==== Recorded information
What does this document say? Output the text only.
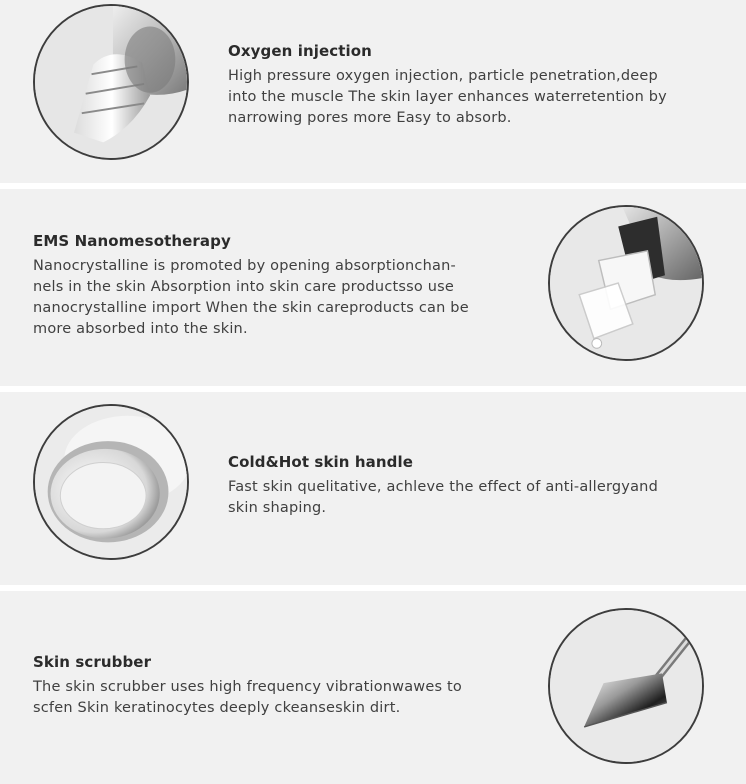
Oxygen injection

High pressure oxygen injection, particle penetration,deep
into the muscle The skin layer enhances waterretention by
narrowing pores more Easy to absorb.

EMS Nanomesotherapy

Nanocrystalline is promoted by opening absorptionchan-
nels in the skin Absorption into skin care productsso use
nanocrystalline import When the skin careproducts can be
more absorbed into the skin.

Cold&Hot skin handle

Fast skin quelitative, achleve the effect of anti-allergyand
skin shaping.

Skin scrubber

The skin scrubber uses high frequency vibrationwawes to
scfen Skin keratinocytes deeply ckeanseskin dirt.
========
==== Recorded information
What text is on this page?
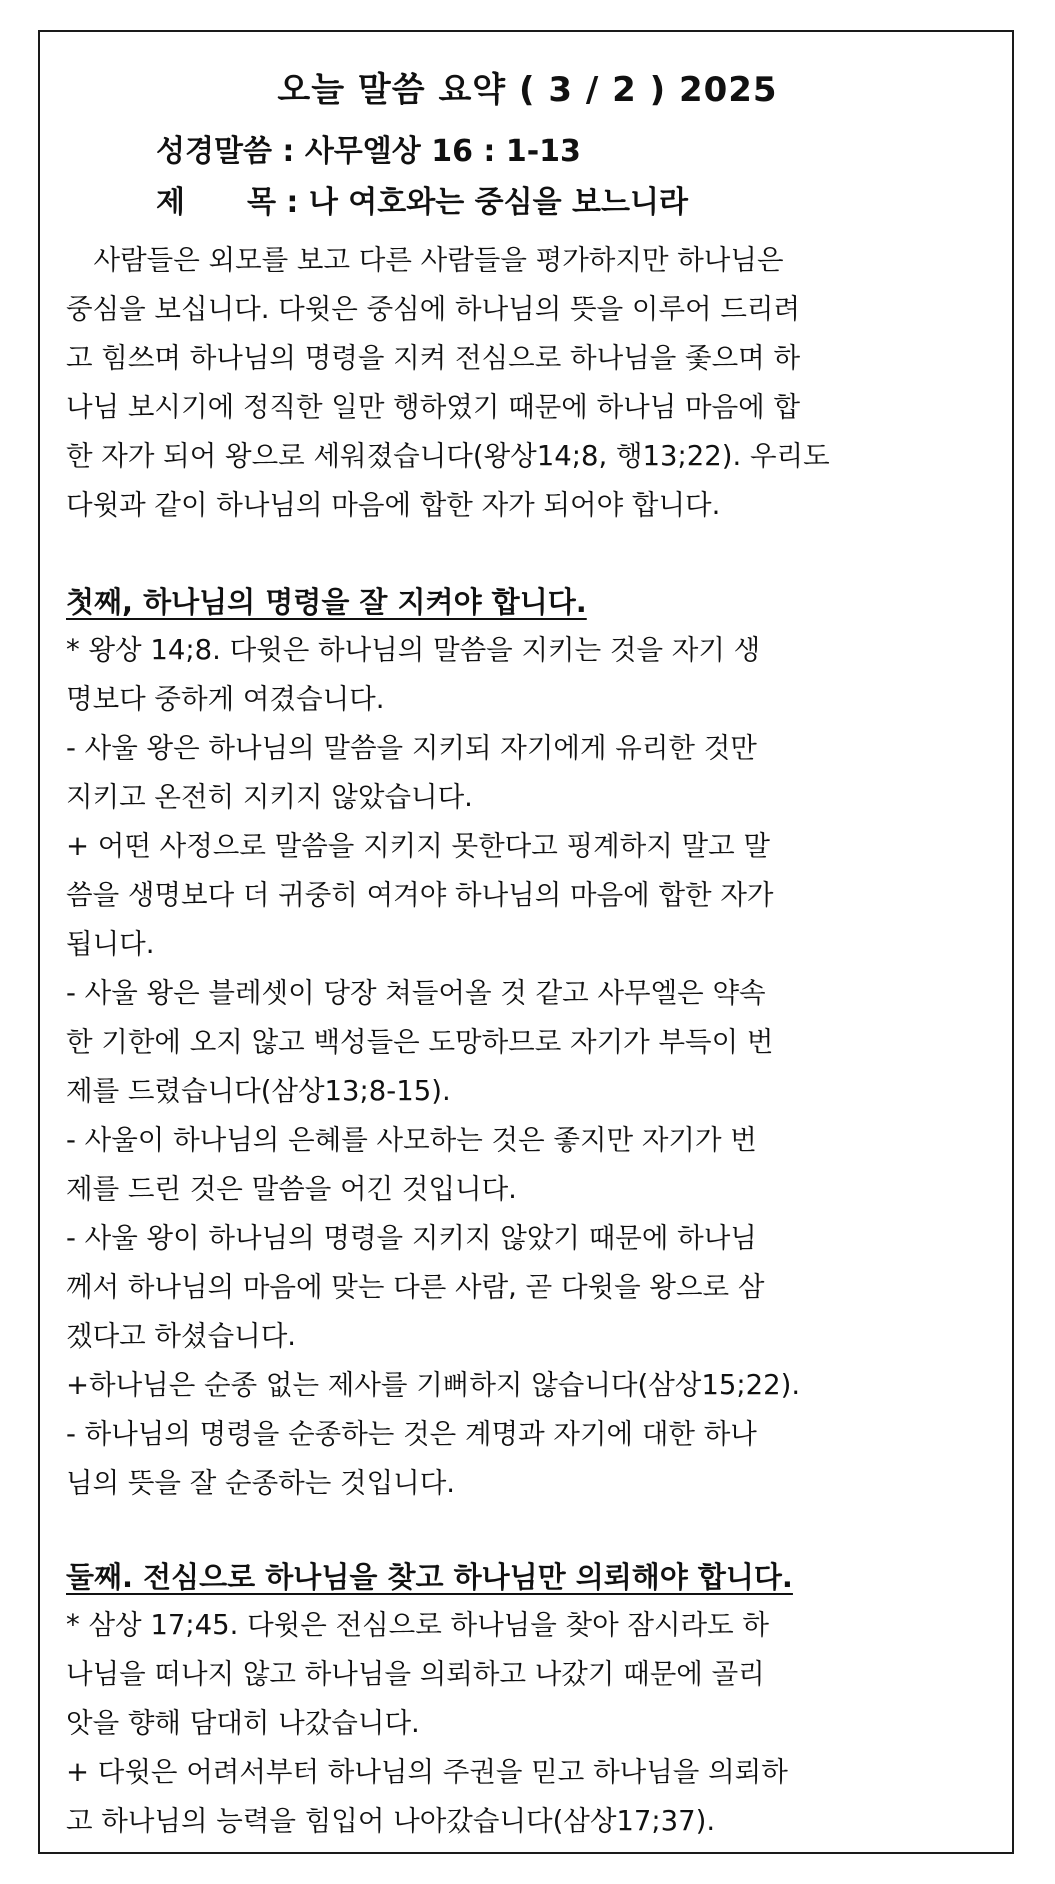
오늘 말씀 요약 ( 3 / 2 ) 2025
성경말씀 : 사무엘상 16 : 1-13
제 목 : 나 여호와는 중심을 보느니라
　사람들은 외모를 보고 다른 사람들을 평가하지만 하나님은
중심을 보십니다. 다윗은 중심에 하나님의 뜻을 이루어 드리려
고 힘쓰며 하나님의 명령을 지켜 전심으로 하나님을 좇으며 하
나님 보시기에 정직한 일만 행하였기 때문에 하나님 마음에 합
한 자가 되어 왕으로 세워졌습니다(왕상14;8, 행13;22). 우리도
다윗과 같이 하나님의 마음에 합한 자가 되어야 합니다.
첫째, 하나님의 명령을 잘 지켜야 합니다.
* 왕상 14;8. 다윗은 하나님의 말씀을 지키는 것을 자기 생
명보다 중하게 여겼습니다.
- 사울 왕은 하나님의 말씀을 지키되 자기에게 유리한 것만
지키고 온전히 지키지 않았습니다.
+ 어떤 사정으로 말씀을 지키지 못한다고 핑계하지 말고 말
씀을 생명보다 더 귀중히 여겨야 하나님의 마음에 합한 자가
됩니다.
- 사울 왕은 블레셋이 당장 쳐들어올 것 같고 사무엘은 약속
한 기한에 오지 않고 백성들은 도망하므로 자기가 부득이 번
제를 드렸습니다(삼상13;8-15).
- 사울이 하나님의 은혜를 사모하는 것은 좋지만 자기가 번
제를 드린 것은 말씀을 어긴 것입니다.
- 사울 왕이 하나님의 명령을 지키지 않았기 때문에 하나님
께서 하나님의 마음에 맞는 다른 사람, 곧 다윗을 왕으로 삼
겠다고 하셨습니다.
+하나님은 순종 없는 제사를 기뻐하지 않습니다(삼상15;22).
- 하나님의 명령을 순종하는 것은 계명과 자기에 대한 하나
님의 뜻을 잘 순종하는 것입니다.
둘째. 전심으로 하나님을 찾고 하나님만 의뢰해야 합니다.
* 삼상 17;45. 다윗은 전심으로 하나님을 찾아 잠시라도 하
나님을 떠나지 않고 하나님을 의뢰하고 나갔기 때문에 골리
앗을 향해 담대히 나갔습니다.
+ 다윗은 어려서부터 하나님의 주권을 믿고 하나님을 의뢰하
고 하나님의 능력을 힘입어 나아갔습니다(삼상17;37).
========
▶ Exercise instructions:
Your answer should be a single number: the count of lines containing the word "this".

▶ Answer to the problem:
2